» **Your task**
Convert the lines below into a Markdown table with a Row column for the row number and a Line column for the line, skipping any blank lines. Leave the pictures out of the table.

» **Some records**
#####

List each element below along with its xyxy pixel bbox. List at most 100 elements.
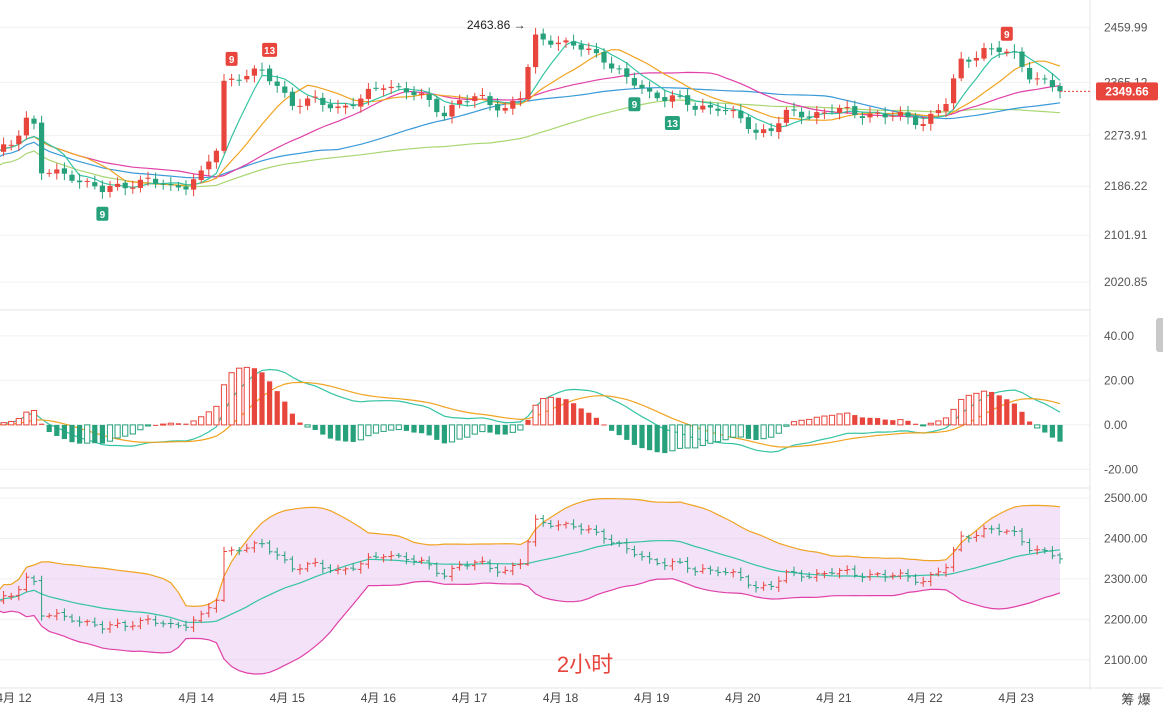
macd-bar — [395, 424, 402, 431]
macd-bar — [935, 420, 942, 426]
macd-bar — [859, 417, 865, 425]
candle-body — [373, 87, 379, 89]
candle-body — [221, 80, 227, 151]
candle-body — [137, 179, 143, 188]
macd-bar — [304, 424, 311, 428]
macd-bar — [8, 420, 15, 426]
y-tick-label: 0.00 — [1104, 418, 1128, 432]
macd-bar — [737, 424, 744, 438]
candle-body — [730, 110, 736, 112]
y-tick-label: 2300.00 — [1104, 572, 1148, 586]
last-price-tag — [1096, 82, 1158, 101]
candle-body — [776, 123, 782, 133]
candle-body — [517, 98, 523, 100]
y-tick-label: 2500.00 — [1104, 491, 1148, 505]
candle-body — [274, 81, 280, 86]
macd-bar — [99, 424, 105, 444]
macd-bar — [965, 394, 972, 426]
y-tick-label: 20.00 — [1104, 373, 1134, 387]
candle-body — [472, 96, 478, 102]
macd-bar — [137, 424, 144, 431]
candle-body — [388, 86, 394, 89]
candle-body — [981, 48, 987, 59]
macd-bar — [1057, 424, 1063, 442]
macd-bar — [69, 424, 75, 443]
x-date-label: 4月 21 — [816, 691, 852, 705]
x-date-label: 4月 19 — [634, 691, 670, 705]
candle-body — [23, 117, 29, 136]
candle-body — [647, 88, 653, 92]
macd-bar — [198, 416, 205, 426]
macd-bar — [448, 424, 456, 443]
candle-body — [548, 40, 554, 45]
td-sequence-badge — [262, 42, 278, 57]
td-sequence-badge — [96, 206, 109, 221]
candle-body — [54, 169, 60, 174]
macd-bar — [54, 424, 60, 436]
macd-dif-line — [0, 368, 1061, 453]
candle-body — [525, 67, 531, 100]
boll-lower-line — [0, 578, 1061, 675]
candle-body — [586, 48, 592, 50]
last-price-value: 2349.66 — [1105, 84, 1149, 98]
macd-bar — [760, 424, 767, 440]
macd-bar — [950, 408, 957, 426]
macd-bar — [844, 412, 851, 426]
macd-dea-line — [0, 381, 1061, 448]
candle-body — [951, 78, 957, 104]
panel-resize-handle[interactable] — [1156, 318, 1163, 352]
macd-bar — [631, 424, 637, 445]
y-tick-label: 2273.91 — [1104, 128, 1148, 142]
macd-bar — [669, 424, 676, 452]
macd-bar — [205, 411, 212, 426]
candle-body — [768, 128, 774, 131]
candle-body — [935, 110, 941, 114]
candle-body — [457, 100, 463, 105]
macd-bar — [989, 391, 995, 425]
candle-body — [928, 113, 934, 124]
brand-text: 筹 爆 — [1121, 692, 1151, 707]
candle-body — [206, 161, 212, 170]
candle-body — [1027, 68, 1033, 80]
x-date-label: 4月 15 — [270, 691, 306, 705]
macd-bar — [129, 424, 136, 435]
candle-body — [791, 109, 797, 111]
candle-body — [191, 179, 197, 190]
x-date-label: 4月 14 — [179, 691, 215, 705]
candle-body — [198, 170, 204, 181]
macd-bar — [586, 412, 592, 425]
macd-bar — [84, 424, 91, 444]
candle-body — [844, 106, 850, 108]
x-date-label: 4月 23 — [998, 691, 1034, 705]
macd-bar — [213, 405, 220, 426]
macd-bar — [813, 416, 820, 426]
macd-bar — [525, 419, 531, 425]
candle-body — [244, 76, 250, 80]
price-candles — [0, 27, 1063, 199]
macd-bar — [479, 424, 486, 433]
y-tick-label: 2020.85 — [1104, 275, 1148, 289]
macd-bar — [502, 424, 508, 435]
macd-bar — [403, 424, 409, 431]
candle-body — [890, 115, 896, 117]
candle-body — [996, 47, 1002, 53]
macd-bar — [897, 419, 904, 426]
macd-bar — [509, 424, 516, 433]
macd-bar — [973, 392, 980, 426]
y-tick-label: 2101.91 — [1104, 228, 1148, 242]
candle-body — [441, 112, 447, 117]
candle-body — [1057, 85, 1063, 92]
candle-body — [821, 112, 827, 114]
y-tick-label: 2200.00 — [1104, 612, 1148, 626]
macd-bar — [1049, 424, 1055, 438]
candle-body — [715, 108, 721, 111]
candle-body — [882, 113, 888, 118]
macd-bar — [616, 424, 622, 436]
macd-bar — [282, 401, 288, 425]
candle-body — [829, 111, 835, 113]
td-sequence-number: 9 — [100, 210, 106, 221]
macd-histogram — [0, 366, 1063, 454]
candle-body — [700, 105, 706, 110]
macd-bar — [798, 419, 805, 426]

#####

» **Solved exercise**
| Row | Line |
|---|---|
| 1 | List each element below along with its xyxy pixel bbox. List at most 100 elements. |
| 2 | macd-bar — [395, 424, 402, 431] |
| 3 | macd-bar — [935, 420, 942, 426] |
| 4 | macd-bar — [859, 417, 865, 425] |
| 5 | candle-body — [373, 87, 379, 89] |
| 6 | candle-body — [221, 80, 227, 151] |
| 7 | candle-body — [137, 179, 143, 188] |
| 8 | macd-bar — [304, 424, 311, 428] |
| 9 | macd-bar — [8, 420, 15, 426] |
| 10 | y-tick-label: 0.00 — [1104, 418, 1128, 432] |
| 11 | macd-bar — [737, 424, 744, 438] |
| 12 | candle-body — [730, 110, 736, 112] |
| 13 | y-tick-label: 2300.00 — [1104, 572, 1148, 586] |
| 14 | last-price-tag — [1096, 82, 1158, 101] |
| 15 | candle-body — [776, 123, 782, 133] |
| 16 | candle-body — [517, 98, 523, 100] |
| 17 | y-tick-label: 2500.00 — [1104, 491, 1148, 505] |
| 18 | candle-body — [274, 81, 280, 86] |
| 19 | macd-bar — [99, 424, 105, 444] |
| 20 | macd-bar — [965, 394, 972, 426] |
| 21 | y-tick-label: 20.00 — [1104, 373, 1134, 387] |
| 22 | candle-body — [472, 96, 478, 102] |
| 23 | macd-bar — [137, 424, 144, 431] |
| 24 | candle-body — [388, 86, 394, 89] |
| 25 | candle-body — [981, 48, 987, 59] |
| 26 | macd-bar — [1057, 424, 1063, 442] |
| 27 | macd-bar — [69, 424, 75, 443] |
| 28 | x-date-label: 4月 21 — [816, 691, 852, 705] |
| 29 | x-date-label: 4月 19 — [634, 691, 670, 705] |
| 30 | candle-body — [23, 117, 29, 136] |
| 31 | candle-body — [647, 88, 653, 92] |
| 32 | macd-bar — [198, 416, 205, 426] |
| 33 | macd-bar — [448, 424, 456, 443] |
| 34 | candle-body — [548, 40, 554, 45] |
| 35 | td-sequence-badge — [262, 42, 278, 57] |
| 36 | td-sequence-badge — [96, 206, 109, 221] |
| 37 | candle-body — [54, 169, 60, 174] |
| 38 | macd-bar — [54, 424, 60, 436] |
| 39 | macd-dif-line — [0, 368, 1061, 453] |
| 40 | candle-body — [525, 67, 531, 100] |
| 41 | boll-lower-line — [0, 578, 1061, 675] |
| 42 | candle-body — [586, 48, 592, 50] |
| 43 | last-price-value: 2349.66 — [1105, 84, 1149, 98] |
| 44 | macd-bar — [760, 424, 767, 440] |
| 45 | macd-bar — [950, 408, 957, 426] |
| 46 | macd-bar — [844, 412, 851, 426] |
| 47 | macd-dea-line — [0, 381, 1061, 448] |
| 48 | candle-body — [951, 78, 957, 104] |
| 49 | panel-resize-handle[interactable] — [1156, 318, 1163, 352] |
| 50 | macd-bar — [631, 424, 637, 445] |
| 51 | y-tick-label: 2273.91 — [1104, 128, 1148, 142] |
| 52 | macd-bar — [669, 424, 676, 452] |
| 53 | macd-bar — [205, 411, 212, 426] |
| 54 | candle-body — [768, 128, 774, 131] |
| 55 | candle-body — [935, 110, 941, 114] |
| 56 | candle-body — [457, 100, 463, 105] |
| 57 | macd-bar — [989, 391, 995, 425] |
| 58 | candle-body — [928, 113, 934, 124] |
| 59 | brand-text: 筹 爆 — [1121, 692, 1151, 707] |
| 60 | candle-body — [206, 161, 212, 170] |
| 61 | candle-body — [1027, 68, 1033, 80] |
| 62 | x-date-label: 4月 15 — [270, 691, 306, 705] |
| 63 | macd-bar — [129, 424, 136, 435] |
| 64 | candle-body — [791, 109, 797, 111] |
| 65 | candle-body — [191, 179, 197, 190] |
| 66 | x-date-label: 4月 14 — [179, 691, 215, 705] |
| 67 | candle-body — [198, 170, 204, 181] |
| 68 | macd-bar — [586, 412, 592, 425] |
| 69 | macd-bar — [84, 424, 91, 444] |
| 70 | candle-body — [844, 106, 850, 108] |
| 71 | x-date-label: 4月 23 — [998, 691, 1034, 705] |
| 72 | macd-bar — [213, 405, 220, 426] |
| 73 | macd-bar — [813, 416, 820, 426] |
| 74 | macd-bar — [525, 419, 531, 425] |
| 75 | candle-body — [244, 76, 250, 80] |
| 76 | price-candles — [0, 27, 1063, 199] |
| 77 | macd-bar — [479, 424, 486, 433] |
| 78 | y-tick-label: 2020.85 — [1104, 275, 1148, 289] |
| 79 | macd-bar — [502, 424, 508, 435] |
| 80 | macd-bar — [403, 424, 409, 431] |
| 81 | candle-body — [890, 115, 896, 117] |
| 82 | candle-body — [996, 47, 1002, 53] |
| 83 | macd-bar — [897, 419, 904, 426] |
| 84 | macd-bar — [509, 424, 516, 433] |
| 85 | macd-bar — [973, 392, 980, 426] |
| 86 | y-tick-label: 2101.91 — [1104, 228, 1148, 242] |
| 87 | candle-body — [441, 112, 447, 117] |
| 88 | candle-body — [1057, 85, 1063, 92] |
| 89 | candle-body — [821, 112, 827, 114] |
| 90 | y-tick-label: 2200.00 — [1104, 612, 1148, 626] |
| 91 | macd-bar — [1049, 424, 1055, 438] |
| 92 | candle-body — [715, 108, 721, 111] |
| 93 | candle-body — [882, 113, 888, 118] |
| 94 | macd-bar — [616, 424, 622, 436] |
| 95 | macd-bar — [282, 401, 288, 425] |
| 96 | candle-body — [829, 111, 835, 113] |
| 97 | td-sequence-number: 9 — [100, 210, 106, 221] |
| 98 | macd-histogram — [0, 366, 1063, 454] |
| 99 | candle-body — [700, 105, 706, 110] |
| 100 | macd-bar — [798, 419, 805, 426] |